===== Data for processing =====

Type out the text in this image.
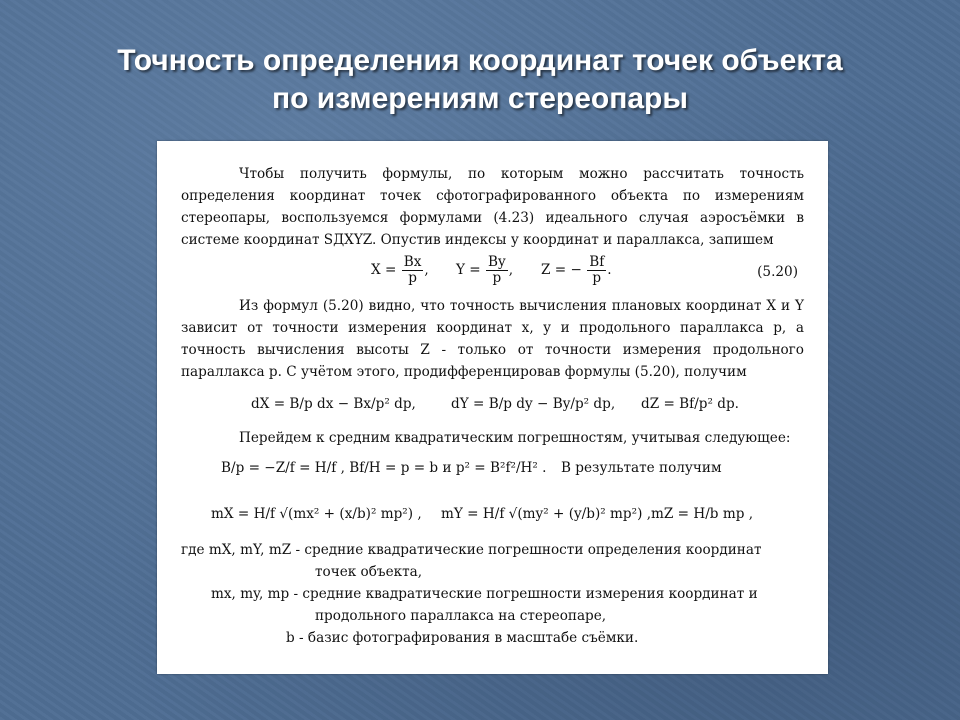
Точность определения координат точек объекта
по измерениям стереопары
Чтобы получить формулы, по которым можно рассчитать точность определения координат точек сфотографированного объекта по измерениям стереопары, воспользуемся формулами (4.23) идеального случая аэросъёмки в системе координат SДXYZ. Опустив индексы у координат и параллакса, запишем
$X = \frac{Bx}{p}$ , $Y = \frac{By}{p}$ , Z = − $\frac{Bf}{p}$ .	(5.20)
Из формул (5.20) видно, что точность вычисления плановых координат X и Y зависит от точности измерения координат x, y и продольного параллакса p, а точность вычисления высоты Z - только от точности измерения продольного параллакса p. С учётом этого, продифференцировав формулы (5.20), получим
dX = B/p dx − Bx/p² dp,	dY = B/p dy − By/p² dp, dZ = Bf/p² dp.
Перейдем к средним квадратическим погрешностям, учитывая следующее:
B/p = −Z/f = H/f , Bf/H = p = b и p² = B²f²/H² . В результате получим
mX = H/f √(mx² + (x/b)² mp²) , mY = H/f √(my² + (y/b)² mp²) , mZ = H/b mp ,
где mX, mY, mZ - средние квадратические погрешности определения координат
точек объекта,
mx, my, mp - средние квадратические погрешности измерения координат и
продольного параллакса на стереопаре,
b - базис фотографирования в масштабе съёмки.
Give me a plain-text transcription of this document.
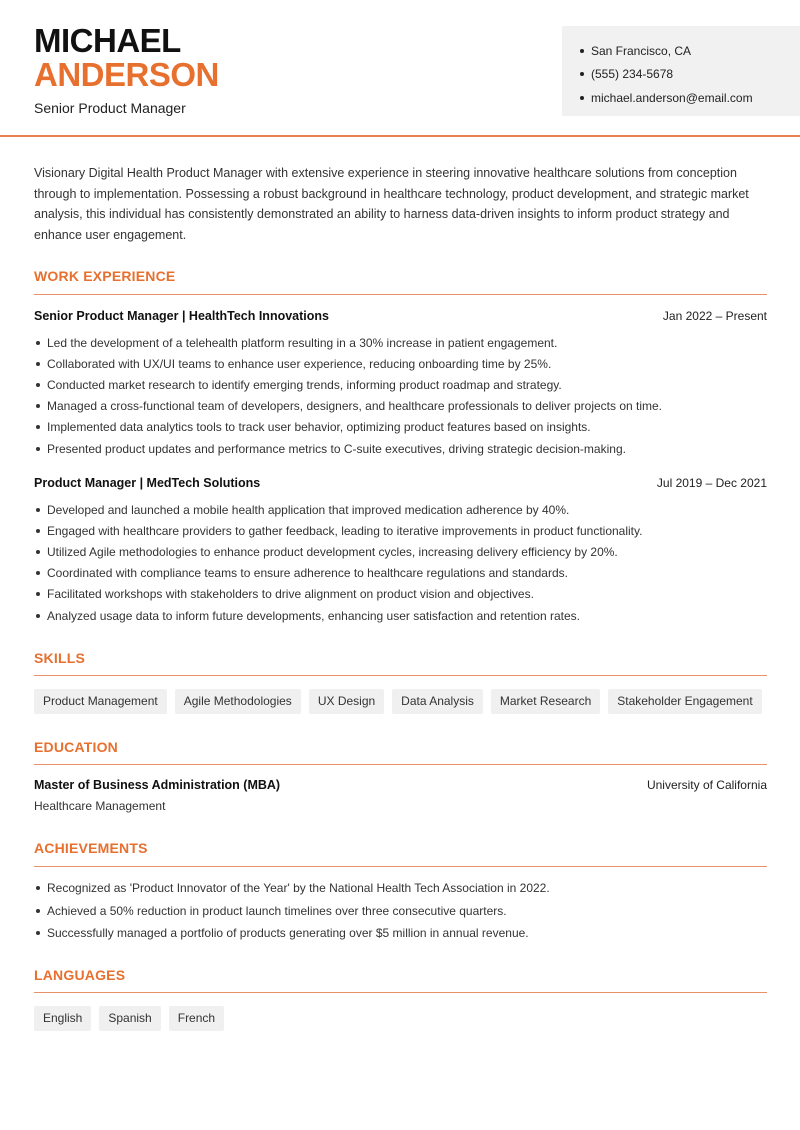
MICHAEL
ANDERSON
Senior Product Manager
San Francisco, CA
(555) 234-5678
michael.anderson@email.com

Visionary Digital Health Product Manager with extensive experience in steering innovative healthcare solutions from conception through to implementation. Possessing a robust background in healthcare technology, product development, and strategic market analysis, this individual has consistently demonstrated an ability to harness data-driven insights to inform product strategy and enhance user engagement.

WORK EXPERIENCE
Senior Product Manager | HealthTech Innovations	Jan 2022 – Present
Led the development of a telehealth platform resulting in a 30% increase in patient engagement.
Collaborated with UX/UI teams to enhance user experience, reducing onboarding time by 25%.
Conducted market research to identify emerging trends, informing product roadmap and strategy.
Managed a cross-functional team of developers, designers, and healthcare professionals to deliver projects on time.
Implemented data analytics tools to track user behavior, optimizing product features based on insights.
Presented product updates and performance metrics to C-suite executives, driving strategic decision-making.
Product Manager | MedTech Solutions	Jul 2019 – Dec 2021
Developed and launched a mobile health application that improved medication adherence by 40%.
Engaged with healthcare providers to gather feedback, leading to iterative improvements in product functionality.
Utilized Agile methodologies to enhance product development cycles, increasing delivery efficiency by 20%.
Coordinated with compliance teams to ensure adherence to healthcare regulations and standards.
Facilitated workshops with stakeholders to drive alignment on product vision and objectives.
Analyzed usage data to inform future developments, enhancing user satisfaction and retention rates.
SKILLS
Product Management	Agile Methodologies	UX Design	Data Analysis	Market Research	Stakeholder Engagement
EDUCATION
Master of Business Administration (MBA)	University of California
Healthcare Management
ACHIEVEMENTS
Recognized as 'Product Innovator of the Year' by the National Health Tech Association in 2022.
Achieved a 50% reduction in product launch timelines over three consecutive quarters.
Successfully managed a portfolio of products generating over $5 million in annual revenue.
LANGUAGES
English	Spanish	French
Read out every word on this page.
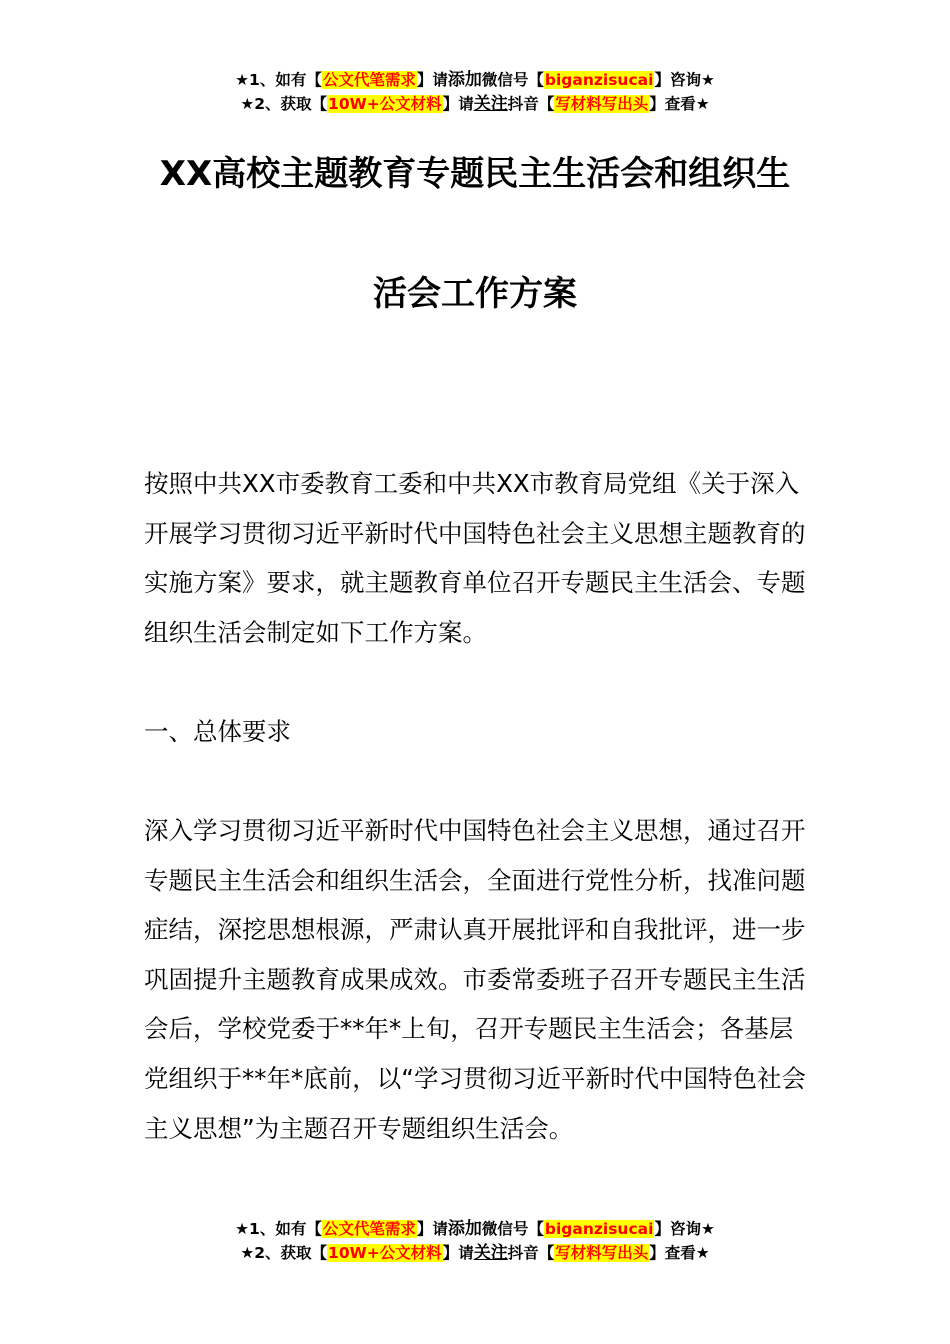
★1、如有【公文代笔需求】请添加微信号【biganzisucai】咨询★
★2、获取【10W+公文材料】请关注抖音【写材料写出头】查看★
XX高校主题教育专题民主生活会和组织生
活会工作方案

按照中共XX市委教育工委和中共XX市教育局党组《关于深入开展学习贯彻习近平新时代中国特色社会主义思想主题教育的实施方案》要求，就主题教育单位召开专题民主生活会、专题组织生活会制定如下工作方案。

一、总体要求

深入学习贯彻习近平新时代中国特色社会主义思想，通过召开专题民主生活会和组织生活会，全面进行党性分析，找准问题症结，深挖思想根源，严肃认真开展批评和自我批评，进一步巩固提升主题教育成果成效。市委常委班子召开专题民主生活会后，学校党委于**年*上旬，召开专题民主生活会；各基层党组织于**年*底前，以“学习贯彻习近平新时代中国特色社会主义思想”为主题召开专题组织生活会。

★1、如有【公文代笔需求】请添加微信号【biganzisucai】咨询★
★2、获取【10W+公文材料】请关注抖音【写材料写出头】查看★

=====

Retype only the lines from the one with "Read out every word on this page." through the final line of the entries, please, and keep the pictures out.

Read out every word on this page.
★1、如有【公文代笔需求】请添加微信号【biganzisucai】咨询★
★2、获取【10W+公文材料】请关注抖音【写材料写出头】查看★
XX高校主题教育专题民主生活会和组织生
活会工作方案

按照中共XX市委教育工委和中共XX市教育局党组《关于深入开展学习贯彻习近平新时代中国特色社会主义思想主题教育的实施方案》要求，就主题教育单位召开专题民主生活会、专题组织生活会制定如下工作方案。

一、总体要求

深入学习贯彻习近平新时代中国特色社会主义思想，通过召开专题民主生活会和组织生活会，全面进行党性分析，找准问题症结，深挖思想根源，严肃认真开展批评和自我批评，进一步巩固提升主题教育成果成效。市委常委班子召开专题民主生活会后，学校党委于**年*上旬，召开专题民主生活会；各基层党组织于**年*底前，以“学习贯彻习近平新时代中国特色社会主义思想”为主题召开专题组织生活会。

★1、如有【公文代笔需求】请添加微信号【biganzisucai】咨询★
★2、获取【10W+公文材料】请关注抖音【写材料写出头】查看★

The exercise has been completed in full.